─── Records for this exercise ───
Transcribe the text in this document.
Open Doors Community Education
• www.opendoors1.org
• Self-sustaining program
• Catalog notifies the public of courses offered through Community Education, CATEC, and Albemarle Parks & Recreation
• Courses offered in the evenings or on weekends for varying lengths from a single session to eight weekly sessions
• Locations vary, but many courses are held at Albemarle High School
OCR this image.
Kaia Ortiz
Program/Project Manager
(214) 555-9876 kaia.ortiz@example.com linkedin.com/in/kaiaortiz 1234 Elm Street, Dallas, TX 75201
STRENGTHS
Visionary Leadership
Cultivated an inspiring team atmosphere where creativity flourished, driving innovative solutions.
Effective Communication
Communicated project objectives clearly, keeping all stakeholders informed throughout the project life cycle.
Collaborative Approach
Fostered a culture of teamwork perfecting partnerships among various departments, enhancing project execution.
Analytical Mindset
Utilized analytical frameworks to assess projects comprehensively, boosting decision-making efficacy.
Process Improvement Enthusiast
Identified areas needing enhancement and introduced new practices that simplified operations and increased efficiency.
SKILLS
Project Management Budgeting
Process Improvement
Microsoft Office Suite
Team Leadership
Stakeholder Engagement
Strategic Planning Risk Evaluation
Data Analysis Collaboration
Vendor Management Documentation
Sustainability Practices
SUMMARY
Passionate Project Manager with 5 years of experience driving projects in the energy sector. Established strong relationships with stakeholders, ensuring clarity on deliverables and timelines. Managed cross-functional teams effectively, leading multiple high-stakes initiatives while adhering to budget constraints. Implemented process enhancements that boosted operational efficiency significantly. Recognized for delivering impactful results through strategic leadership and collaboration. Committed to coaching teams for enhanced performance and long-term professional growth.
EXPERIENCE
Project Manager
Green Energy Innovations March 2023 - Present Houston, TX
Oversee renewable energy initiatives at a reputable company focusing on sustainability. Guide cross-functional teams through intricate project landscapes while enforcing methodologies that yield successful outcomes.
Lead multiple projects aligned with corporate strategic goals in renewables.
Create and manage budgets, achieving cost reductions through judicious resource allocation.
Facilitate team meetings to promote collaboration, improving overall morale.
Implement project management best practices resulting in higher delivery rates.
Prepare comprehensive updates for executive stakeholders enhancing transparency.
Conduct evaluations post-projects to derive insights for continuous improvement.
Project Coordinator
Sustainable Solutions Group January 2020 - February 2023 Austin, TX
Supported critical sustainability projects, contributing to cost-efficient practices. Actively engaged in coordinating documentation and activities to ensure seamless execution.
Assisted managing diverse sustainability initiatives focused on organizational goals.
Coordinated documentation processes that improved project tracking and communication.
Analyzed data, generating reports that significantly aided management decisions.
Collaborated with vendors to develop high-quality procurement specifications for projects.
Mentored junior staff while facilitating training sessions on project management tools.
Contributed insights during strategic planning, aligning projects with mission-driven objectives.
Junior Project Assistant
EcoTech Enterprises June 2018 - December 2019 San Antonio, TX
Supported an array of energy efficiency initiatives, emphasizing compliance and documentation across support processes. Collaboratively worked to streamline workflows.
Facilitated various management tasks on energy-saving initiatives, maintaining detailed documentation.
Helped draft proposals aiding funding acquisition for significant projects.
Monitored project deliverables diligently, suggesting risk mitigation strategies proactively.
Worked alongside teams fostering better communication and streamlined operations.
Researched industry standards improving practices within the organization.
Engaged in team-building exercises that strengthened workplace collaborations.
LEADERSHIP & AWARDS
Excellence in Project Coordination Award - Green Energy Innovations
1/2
───
• Problem:
Looking at the data above, show all lines where the word "operations" occurs.

• Final result:
Identified areas needing enhancement and introduced new practices that simplified operations and increased efficiency.
Worked alongside teams fostering better communication and streamlined operations.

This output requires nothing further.